DO THIS: Look through the records that follow. Copy every line containing the word "Helmut".

(Data entries)
———

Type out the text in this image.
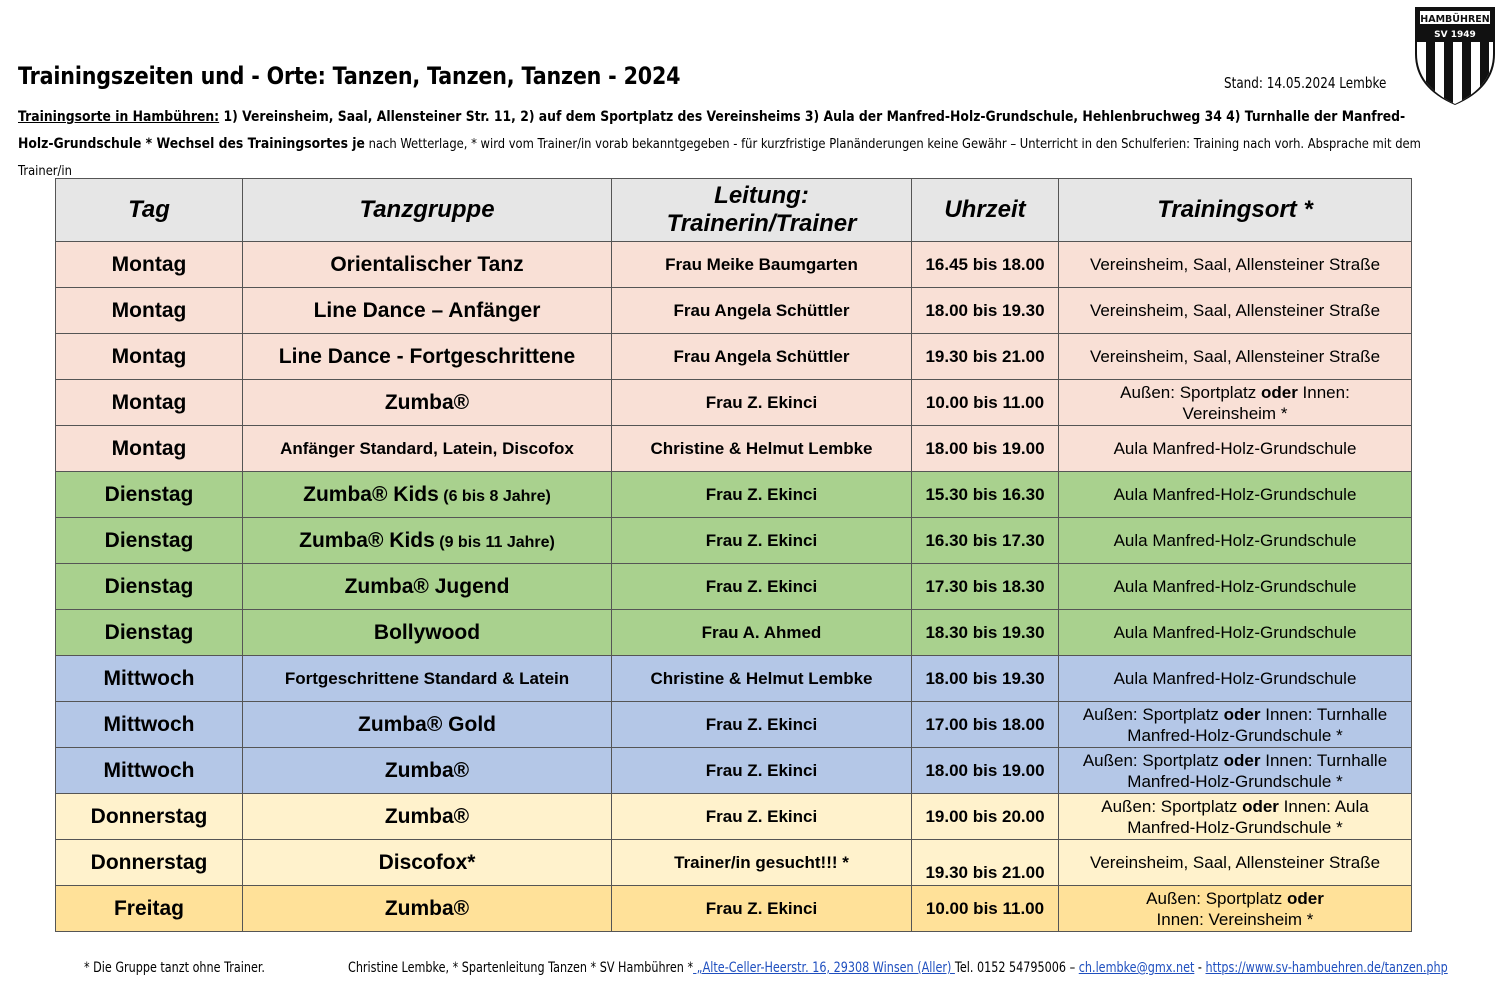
Trainingszeiten und - Orte: Tanzen, Tanzen, Tanzen - 2024	Stand: 14.05.2024 Lembke
HAMBÜHREN
SV 1949
Trainingsorte in Hambühren: 1) Vereinsheim, Saal, Allensteiner Str. 11, 2) auf dem Sportplatz des Vereinsheims 3) Aula der Manfred-Holz-Grundschule, Hehlenbruchweg 34 4) Turnhalle der Manfred-Holz-Grundschule * Wechsel des Trainingsortes je nach Wetterlage, * wird vom Trainer/in vorab bekanntgegeben - für kurzfristige Planänderungen keine Gewähr – Unterricht in den Schulferien: Training nach vorh. Absprache mit dem Trainer/in
Tag	Tanzgruppe	Leitung:
Trainerin/Trainer	Uhrzeit	Trainingsort *
Montag	Orientalischer Tanz	Frau Meike Baumgarten	16.45 bis 18.00	Vereinsheim, Saal, Allensteiner Straße
Montag	Line Dance – Anfänger	Frau Angela Schüttler	18.00 bis 19.30	Vereinsheim, Saal, Allensteiner Straße
Montag	Line Dance - Fortgeschrittene	Frau Angela Schüttler	19.30 bis 21.00	Vereinsheim, Saal, Allensteiner Straße
Montag	Zumba®	Frau Z. Ekinci	10.00 bis 11.00	Außen: Sportplatz oder Innen:
Vereinsheim *
Montag	Anfänger Standard, Latein, Discofox	Christine & Helmut Lembke	18.00 bis 19.00	Aula Manfred-Holz-Grundschule
Dienstag	Zumba® Kids (6 bis 8 Jahre)	Frau Z. Ekinci	15.30 bis 16.30	Aula Manfred-Holz-Grundschule
Dienstag	Zumba® Kids (9 bis 11 Jahre)	Frau Z. Ekinci	16.30 bis 17.30	Aula Manfred-Holz-Grundschule
Dienstag	Zumba® Jugend	Frau Z. Ekinci	17.30 bis 18.30	Aula Manfred-Holz-Grundschule
Dienstag	Bollywood	Frau A. Ahmed	18.30 bis 19.30	Aula Manfred-Holz-Grundschule
Mittwoch	Fortgeschrittene Standard & Latein	Christine & Helmut Lembke	18.00 bis 19.30	Aula Manfred-Holz-Grundschule
Mittwoch	Zumba® Gold	Frau Z. Ekinci	17.00 bis 18.00	Außen: Sportplatz oder Innen: Turnhalle
Manfred-Holz-Grundschule *
Mittwoch	Zumba®	Frau Z. Ekinci	18.00 bis 19.00	Außen: Sportplatz oder Innen: Turnhalle
Manfred-Holz-Grundschule *
Donnerstag	Zumba®	Frau Z. Ekinci	19.00 bis 20.00	Außen: Sportplatz oder Innen: Aula
Manfred-Holz-Grundschule *
Donnerstag	Discofox*	Trainer/in gesucht!!! *	19.30 bis 21.00	Vereinsheim, Saal, Allensteiner Straße
Freitag	Zumba®	Frau Z. Ekinci	10.00 bis 11.00	Außen: Sportplatz oder
Innen: Vereinsheim *
* Die Gruppe tanzt ohne Trainer.	Christine Lembke, * Spartenleitung Tanzen * SV Hambühren * „Alte-Celler-Heerstr. 16, 29308 Winsen (Aller) Tel. 0152 54795006 – ch.lembke@gmx.net - https://www.sv-hambuehren.de/tanzen.php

———

TASK SOLUTION:
Montag	Anfänger Standard, Latein, Discofox	Christine & Helmut Lembke	18.00 bis 19.00	Aula Manfred-Holz-Grundschule
Mittwoch	Fortgeschrittene Standard & Latein	Christine & Helmut Lembke	18.00 bis 19.30	Aula Manfred-Holz-Grundschule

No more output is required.